▶ **INSTRUCTIONS TO FOLLOW**:
Restate each of the lines given below, word for word.

▶ **DATA SECTION**:
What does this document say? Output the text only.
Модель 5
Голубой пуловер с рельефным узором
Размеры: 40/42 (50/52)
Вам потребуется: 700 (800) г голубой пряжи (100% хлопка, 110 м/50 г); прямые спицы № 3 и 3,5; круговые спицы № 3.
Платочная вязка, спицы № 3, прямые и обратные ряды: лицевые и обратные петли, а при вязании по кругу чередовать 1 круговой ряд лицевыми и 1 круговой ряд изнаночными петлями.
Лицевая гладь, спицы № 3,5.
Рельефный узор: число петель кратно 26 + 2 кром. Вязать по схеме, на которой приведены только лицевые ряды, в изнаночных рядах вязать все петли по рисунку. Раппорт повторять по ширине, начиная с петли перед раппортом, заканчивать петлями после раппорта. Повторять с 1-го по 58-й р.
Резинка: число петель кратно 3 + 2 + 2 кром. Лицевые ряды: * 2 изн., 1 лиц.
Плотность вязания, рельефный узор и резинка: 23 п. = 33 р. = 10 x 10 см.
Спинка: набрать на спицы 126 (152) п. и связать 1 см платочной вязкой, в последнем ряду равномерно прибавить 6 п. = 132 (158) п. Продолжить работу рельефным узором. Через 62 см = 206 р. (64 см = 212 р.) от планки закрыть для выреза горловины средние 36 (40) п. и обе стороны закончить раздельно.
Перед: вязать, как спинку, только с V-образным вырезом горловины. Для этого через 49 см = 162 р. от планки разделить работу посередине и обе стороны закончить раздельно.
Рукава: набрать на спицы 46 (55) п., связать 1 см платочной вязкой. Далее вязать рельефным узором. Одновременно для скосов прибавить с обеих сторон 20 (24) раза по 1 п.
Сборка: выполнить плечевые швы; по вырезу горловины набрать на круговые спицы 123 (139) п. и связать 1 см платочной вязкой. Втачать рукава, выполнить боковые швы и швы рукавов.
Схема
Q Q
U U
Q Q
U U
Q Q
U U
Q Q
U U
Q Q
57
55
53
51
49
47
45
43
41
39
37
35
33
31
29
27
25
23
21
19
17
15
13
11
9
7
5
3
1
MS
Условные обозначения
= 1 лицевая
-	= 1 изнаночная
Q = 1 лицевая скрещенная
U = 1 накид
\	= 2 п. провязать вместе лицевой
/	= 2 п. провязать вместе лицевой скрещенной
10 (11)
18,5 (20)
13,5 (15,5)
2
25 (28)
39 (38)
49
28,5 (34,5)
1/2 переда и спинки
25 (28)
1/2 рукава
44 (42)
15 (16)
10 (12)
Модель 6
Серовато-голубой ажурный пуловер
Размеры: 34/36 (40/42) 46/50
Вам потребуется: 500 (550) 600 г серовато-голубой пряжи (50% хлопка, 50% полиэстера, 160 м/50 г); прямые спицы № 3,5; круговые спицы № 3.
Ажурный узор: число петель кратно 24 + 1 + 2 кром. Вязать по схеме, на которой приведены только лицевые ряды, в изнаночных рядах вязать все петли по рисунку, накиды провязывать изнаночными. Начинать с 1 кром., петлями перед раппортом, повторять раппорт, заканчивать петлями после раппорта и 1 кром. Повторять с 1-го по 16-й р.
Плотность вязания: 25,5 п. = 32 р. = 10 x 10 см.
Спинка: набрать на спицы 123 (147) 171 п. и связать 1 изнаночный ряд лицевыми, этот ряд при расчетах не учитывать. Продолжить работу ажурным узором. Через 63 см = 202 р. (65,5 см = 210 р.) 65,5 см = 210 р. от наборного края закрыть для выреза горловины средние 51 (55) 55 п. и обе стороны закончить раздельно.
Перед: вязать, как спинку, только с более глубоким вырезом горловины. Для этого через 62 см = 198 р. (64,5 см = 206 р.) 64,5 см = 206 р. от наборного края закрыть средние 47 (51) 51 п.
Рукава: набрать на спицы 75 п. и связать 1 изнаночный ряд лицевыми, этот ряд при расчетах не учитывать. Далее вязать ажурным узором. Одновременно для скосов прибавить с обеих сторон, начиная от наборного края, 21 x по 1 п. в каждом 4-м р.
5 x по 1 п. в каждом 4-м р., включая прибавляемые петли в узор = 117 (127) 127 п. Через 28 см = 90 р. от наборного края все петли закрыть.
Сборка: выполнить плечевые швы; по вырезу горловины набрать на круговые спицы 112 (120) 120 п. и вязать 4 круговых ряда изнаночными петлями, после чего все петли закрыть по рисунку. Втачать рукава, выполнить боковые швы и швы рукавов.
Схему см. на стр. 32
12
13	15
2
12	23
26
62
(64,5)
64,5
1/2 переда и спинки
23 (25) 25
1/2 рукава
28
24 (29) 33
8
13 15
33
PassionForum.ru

▶ **THE RESPONSE**:
What does this document say? Output the text only.
Модель 5
Голубой пуловер с рельефным узором
Размеры: 40/42 (50/52)
Вам потребуется: 700 (800) г голубой пряжи (100% хлопка, 110 м/50 г); прямые спицы № 3 и 3,5; круговые спицы № 3.
Платочная вязка, спицы № 3, прямые и обратные ряды: лицевые и обратные петли, а при вязании по кругу чередовать 1 круговой ряд лицевыми и 1 круговой ряд изнаночными петлями.
Лицевая гладь, спицы № 3,5.
Рельефный узор: число петель кратно 26 + 2 кром. Вязать по схеме, на которой приведены только лицевые ряды, в изнаночных рядах вязать все петли по рисунку. Раппорт повторять по ширине, начиная с петли перед раппортом, заканчивать петлями после раппорта. Повторять с 1-го по 58-й р.
Резинка: число петель кратно 3 + 2 + 2 кром. Лицевые ряды: * 2 изн., 1 лиц.
Плотность вязания, рельефный узор и резинка: 23 п. = 33 р. = 10 x 10 см.
Спинка: набрать на спицы 126 (152) п. и связать 1 см платочной вязкой, в последнем ряду равномерно прибавить 6 п. = 132 (158) п. Продолжить работу рельефным узором. Через 62 см = 206 р. (64 см = 212 р.) от планки закрыть для выреза горловины средние 36 (40) п. и обе стороны закончить раздельно.
Перед: вязать, как спинку, только с V-образным вырезом горловины. Для этого через 49 см = 162 р. от планки разделить работу посередине и обе стороны закончить раздельно.
Рукава: набрать на спицы 46 (55) п., связать 1 см платочной вязкой. Далее вязать рельефным узором. Одновременно для скосов прибавить с обеих сторон 20 (24) раза по 1 п.
Сборка: выполнить плечевые швы; по вырезу горловины набрать на круговые спицы 123 (139) п. и связать 1 см платочной вязкой. Втачать рукава, выполнить боковые швы и швы рукавов.
Схема
Q Q
U U
Q Q
U U
Q Q
U U
Q Q
U U
Q Q
57
55
53
51
49
47
45
43
41
39
37
35
33
31
29
27
25
23
21
19
17
15
13
11
9
7
5
3
1
MS
Условные обозначения
= 1 лицевая
-	= 1 изнаночная
Q = 1 лицевая скрещенная
U = 1 накид
\	= 2 п. провязать вместе лицевой
/	= 2 п. провязать вместе лицевой скрещенной
10 (11)
18,5 (20)
13,5 (15,5)
2
25 (28)
39 (38)
49
28,5 (34,5)
1/2 переда и спинки
25 (28)
1/2 рукава
44 (42)
15 (16)
10 (12)
Модель 6
Серовато-голубой ажурный пуловер
Размеры: 34/36 (40/42) 46/50
Вам потребуется: 500 (550) 600 г серовато-голубой пряжи (50% хлопка, 50% полиэстера, 160 м/50 г); прямые спицы № 3,5; круговые спицы № 3.
Ажурный узор: число петель кратно 24 + 1 + 2 кром. Вязать по схеме, на которой приведены только лицевые ряды, в изнаночных рядах вязать все петли по рисунку, накиды провязывать изнаночными. Начинать с 1 кром., петлями перед раппортом, повторять раппорт, заканчивать петлями после раппорта и 1 кром. Повторять с 1-го по 16-й р.
Плотность вязания: 25,5 п. = 32 р. = 10 x 10 см.
Спинка: набрать на спицы 123 (147) 171 п. и связать 1 изнаночный ряд лицевыми, этот ряд при расчетах не учитывать. Продолжить работу ажурным узором. Через 63 см = 202 р. (65,5 см = 210 р.) 65,5 см = 210 р. от наборного края закрыть для выреза горловины средние 51 (55) 55 п. и обе стороны закончить раздельно.
Перед: вязать, как спинку, только с более глубоким вырезом горловины. Для этого через 62 см = 198 р. (64,5 см = 206 р.) 64,5 см = 206 р. от наборного края закрыть средние 47 (51) 51 п.
Рукава: набрать на спицы 75 п. и связать 1 изнаночный ряд лицевыми, этот ряд при расчетах не учитывать. Далее вязать ажурным узором. Одновременно для скосов прибавить с обеих сторон, начиная от наборного края, 21 x по 1 п. в каждом 4-м р.
5 x по 1 п. в каждом 4-м р., включая прибавляемые петли в узор = 117 (127) 127 п. Через 28 см = 90 р. от наборного края все петли закрыть.
Сборка: выполнить плечевые швы; по вырезу горловины набрать на круговые спицы 112 (120) 120 п. и вязать 4 круговых ряда изнаночными петлями, после чего все петли закрыть по рисунку. Втачать рукава, выполнить боковые швы и швы рукавов.
Схему см. на стр. 32
12
13	15
2
12	23
26
62
(64,5)
64,5
1/2 переда и спинки
23 (25) 25
1/2 рукава
28
24 (29) 33
8
13 15
33
PassionForum.ru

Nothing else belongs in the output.